DOCUMENT:
......
Hi there, this article might be of interest to you. Essentially, even without the "ref" keyword you're passing by reference. The ref keyword allows you to make changes to that data. So by adding the keyword, you're allowing the receiving method to change the data. Both cases (with and without ref) pass by reference (which is the reference to the original object).
Without the "ref" keyword, it would act like a value type (even though it's passed as a reference type)

gerard4143 371 Nearly a Posting Maven · Answer 2 · 2011-09-20T23:23:45+00:00

Thank-you for the replies. I understand passing by value(both values and references), my problem lies in passing by reference. I really don't have an intuitive understanding of the mechanism, especially when we use 'pass by ref' in a deeply nested function call.

I can understand a simple pass by reference, passing a reference(by possibly using a pointer). I can't understand how a more general case would work...A case like the above code. Does the compiler keep generating deeper references or does it generate a reference for the function call and keep incrementing that one reference for each nested call...I hope this makes sense.
......
DATASET EXTRACT:
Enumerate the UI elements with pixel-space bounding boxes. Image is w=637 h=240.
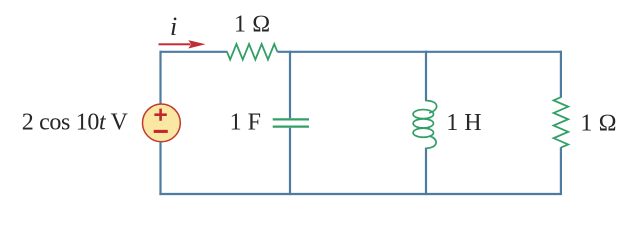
......
YOUR TASK:
In the thread on passing by reference above, rewrite the passage from "Hi there, this" up to and including "a reference type)", swapping every "keyword" for "modifier".

OUTPUT OF THE EXERCISE:
Hi there, this article might be of interest to you. Essentially, even without the "ref" modifier you're passing by reference. The ref modifier allows you to make changes to that data. So by adding the modifier, you're allowing the receiving method to change the data. Both cases (with and without ref) pass by reference (which is the reference to the original object).
Without the "ref" modifier, it would act like a value type (even though it's passed as a reference type)